Collected data
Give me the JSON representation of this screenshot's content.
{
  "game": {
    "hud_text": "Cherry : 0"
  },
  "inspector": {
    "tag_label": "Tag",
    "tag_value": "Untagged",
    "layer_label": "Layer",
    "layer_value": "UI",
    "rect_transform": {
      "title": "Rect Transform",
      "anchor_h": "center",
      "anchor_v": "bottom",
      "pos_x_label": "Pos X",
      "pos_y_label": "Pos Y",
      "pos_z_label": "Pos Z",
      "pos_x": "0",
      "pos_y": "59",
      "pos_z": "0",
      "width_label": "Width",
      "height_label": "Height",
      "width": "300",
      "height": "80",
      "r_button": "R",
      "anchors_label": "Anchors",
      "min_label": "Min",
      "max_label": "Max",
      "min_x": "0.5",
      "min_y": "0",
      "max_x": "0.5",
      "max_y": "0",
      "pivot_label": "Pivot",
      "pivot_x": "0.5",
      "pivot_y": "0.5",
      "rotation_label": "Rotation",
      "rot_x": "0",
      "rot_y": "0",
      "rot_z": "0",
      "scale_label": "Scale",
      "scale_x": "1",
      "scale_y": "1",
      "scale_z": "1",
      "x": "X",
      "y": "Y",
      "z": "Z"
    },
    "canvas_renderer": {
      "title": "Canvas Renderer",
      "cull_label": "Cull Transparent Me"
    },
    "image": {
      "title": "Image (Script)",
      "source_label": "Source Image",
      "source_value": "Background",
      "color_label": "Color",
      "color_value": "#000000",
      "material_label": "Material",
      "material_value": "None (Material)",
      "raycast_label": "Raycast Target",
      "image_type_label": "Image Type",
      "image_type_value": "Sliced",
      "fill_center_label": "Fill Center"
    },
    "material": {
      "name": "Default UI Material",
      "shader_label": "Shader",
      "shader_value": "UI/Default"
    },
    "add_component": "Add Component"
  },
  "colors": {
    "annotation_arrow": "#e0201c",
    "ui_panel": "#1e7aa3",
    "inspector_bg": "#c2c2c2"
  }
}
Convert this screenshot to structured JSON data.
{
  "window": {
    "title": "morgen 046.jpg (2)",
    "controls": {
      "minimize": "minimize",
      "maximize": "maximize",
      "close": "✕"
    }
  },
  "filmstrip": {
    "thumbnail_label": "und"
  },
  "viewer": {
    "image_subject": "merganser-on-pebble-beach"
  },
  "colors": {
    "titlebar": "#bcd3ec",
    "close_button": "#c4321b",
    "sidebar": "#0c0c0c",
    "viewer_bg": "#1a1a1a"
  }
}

■ REQUIRED TASK ■
Copy all the records above exactly, missing none.

■ RESULT ■
Give me the JSON representation of this screenshot's content.
{
  "game": {
    "hud_text": "Cherry : 0"
  },
  "inspector": {
    "tag_label": "Tag",
    "tag_value": "Untagged",
    "layer_label": "Layer",
    "layer_value": "UI",
    "rect_transform": {
      "title": "Rect Transform",
      "anchor_h": "center",
      "anchor_v": "bottom",
      "pos_x_label": "Pos X",
      "pos_y_label": "Pos Y",
      "pos_z_label": "Pos Z",
      "pos_x": "0",
      "pos_y": "59",
      "pos_z": "0",
      "width_label": "Width",
      "height_label": "Height",
      "width": "300",
      "height": "80",
      "r_button": "R",
      "anchors_label": "Anchors",
      "min_label": "Min",
      "max_label": "Max",
      "min_x": "0.5",
      "min_y": "0",
      "max_x": "0.5",
      "max_y": "0",
      "pivot_label": "Pivot",
      "pivot_x": "0.5",
      "pivot_y": "0.5",
      "rotation_label": "Rotation",
      "rot_x": "0",
      "rot_y": "0",
      "rot_z": "0",
      "scale_label": "Scale",
      "scale_x": "1",
      "scale_y": "1",
      "scale_z": "1",
      "x": "X",
      "y": "Y",
      "z": "Z"
    },
    "canvas_renderer": {
      "title": "Canvas Renderer",
      "cull_label": "Cull Transparent Me"
    },
    "image": {
      "title": "Image (Script)",
      "source_label": "Source Image",
      "source_value": "Background",
      "color_label": "Color",
      "color_value": "#000000",
      "material_label": "Material",
      "material_value": "None (Material)",
      "raycast_label": "Raycast Target",
      "image_type_label": "Image Type",
      "image_type_value": "Sliced",
      "fill_center_label": "Fill Center"
    },
    "material": {
      "name": "Default UI Material",
      "shader_label": "Shader",
      "shader_value": "UI/Default"
    },
    "add_component": "Add Component"
  },
  "colors": {
    "annotation_arrow": "#e0201c",
    "ui_panel": "#1e7aa3",
    "inspector_bg": "#c2c2c2"
  }
}
Convert this screenshot to structured JSON data.
{
  "window": {
    "title": "morgen 046.jpg (2)",
    "controls": {
      "minimize": "minimize",
      "maximize": "maximize",
      "close": "✕"
    }
  },
  "filmstrip": {
    "thumbnail_label": "und"
  },
  "viewer": {
    "image_subject": "merganser-on-pebble-beach"
  },
  "colors": {
    "titlebar": "#bcd3ec",
    "close_button": "#c4321b",
    "sidebar": "#0c0c0c",
    "viewer_bg": "#1a1a1a"
  }
}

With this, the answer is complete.